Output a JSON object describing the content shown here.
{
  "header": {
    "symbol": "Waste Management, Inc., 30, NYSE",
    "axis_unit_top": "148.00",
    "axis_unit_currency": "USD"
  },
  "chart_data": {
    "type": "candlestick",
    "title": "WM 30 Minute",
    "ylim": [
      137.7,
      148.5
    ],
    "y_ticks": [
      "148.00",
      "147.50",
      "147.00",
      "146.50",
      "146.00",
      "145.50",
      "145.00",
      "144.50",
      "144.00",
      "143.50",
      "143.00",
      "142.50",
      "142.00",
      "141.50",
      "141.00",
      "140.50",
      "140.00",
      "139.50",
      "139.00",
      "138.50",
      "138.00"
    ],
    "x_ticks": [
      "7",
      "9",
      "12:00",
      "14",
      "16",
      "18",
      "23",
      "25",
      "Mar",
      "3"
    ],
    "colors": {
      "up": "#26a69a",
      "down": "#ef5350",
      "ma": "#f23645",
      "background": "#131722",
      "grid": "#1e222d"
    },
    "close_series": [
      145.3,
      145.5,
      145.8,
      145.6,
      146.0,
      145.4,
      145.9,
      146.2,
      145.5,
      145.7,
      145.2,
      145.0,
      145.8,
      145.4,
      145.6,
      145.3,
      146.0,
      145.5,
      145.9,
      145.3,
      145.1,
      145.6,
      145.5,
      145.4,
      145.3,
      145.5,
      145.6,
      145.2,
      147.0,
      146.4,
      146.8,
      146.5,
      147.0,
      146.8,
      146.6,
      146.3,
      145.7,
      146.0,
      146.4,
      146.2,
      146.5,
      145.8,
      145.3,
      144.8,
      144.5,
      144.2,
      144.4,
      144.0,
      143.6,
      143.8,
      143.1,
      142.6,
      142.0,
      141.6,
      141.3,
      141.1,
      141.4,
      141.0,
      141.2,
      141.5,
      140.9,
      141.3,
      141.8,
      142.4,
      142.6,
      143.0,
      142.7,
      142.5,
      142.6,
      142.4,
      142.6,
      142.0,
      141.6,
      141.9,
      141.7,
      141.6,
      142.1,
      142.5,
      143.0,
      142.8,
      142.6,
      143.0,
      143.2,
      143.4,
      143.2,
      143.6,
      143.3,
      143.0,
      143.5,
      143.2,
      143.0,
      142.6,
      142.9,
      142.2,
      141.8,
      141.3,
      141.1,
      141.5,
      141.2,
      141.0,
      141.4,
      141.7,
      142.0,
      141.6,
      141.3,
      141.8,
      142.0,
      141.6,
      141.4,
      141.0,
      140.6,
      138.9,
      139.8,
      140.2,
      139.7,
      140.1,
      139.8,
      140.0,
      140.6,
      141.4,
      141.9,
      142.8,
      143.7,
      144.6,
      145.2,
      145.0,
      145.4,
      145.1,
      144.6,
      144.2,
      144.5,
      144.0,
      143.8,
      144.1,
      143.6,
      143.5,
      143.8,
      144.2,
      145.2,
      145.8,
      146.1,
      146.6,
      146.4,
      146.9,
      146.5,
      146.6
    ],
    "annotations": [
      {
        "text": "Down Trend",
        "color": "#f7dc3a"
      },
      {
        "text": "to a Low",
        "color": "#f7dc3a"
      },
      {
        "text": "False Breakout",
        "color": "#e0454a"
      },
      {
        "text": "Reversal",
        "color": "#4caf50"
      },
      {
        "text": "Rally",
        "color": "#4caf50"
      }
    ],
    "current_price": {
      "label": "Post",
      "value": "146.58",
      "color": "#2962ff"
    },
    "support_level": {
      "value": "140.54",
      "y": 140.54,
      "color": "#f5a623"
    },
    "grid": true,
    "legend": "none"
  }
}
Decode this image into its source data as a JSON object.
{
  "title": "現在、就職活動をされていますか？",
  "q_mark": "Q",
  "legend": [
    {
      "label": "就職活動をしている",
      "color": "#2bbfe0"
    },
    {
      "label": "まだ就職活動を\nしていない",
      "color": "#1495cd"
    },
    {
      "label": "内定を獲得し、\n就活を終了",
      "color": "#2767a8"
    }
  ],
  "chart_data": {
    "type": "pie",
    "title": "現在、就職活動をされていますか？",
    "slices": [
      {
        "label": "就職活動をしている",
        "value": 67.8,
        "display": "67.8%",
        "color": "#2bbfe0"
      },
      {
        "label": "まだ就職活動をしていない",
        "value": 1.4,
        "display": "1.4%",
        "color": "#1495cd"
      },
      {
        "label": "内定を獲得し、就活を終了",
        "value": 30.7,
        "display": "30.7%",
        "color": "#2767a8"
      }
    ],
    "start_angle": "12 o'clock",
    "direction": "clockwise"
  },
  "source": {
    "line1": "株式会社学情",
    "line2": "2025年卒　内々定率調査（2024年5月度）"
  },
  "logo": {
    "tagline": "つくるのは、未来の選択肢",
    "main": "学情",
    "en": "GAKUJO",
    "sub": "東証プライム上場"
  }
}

================================

Keep only those lines of the records that hold "JSON", and return them.

▶ [Answer for the task]:
Output a JSON object describing the content shown here.
Decode this image into its source data as a JSON object.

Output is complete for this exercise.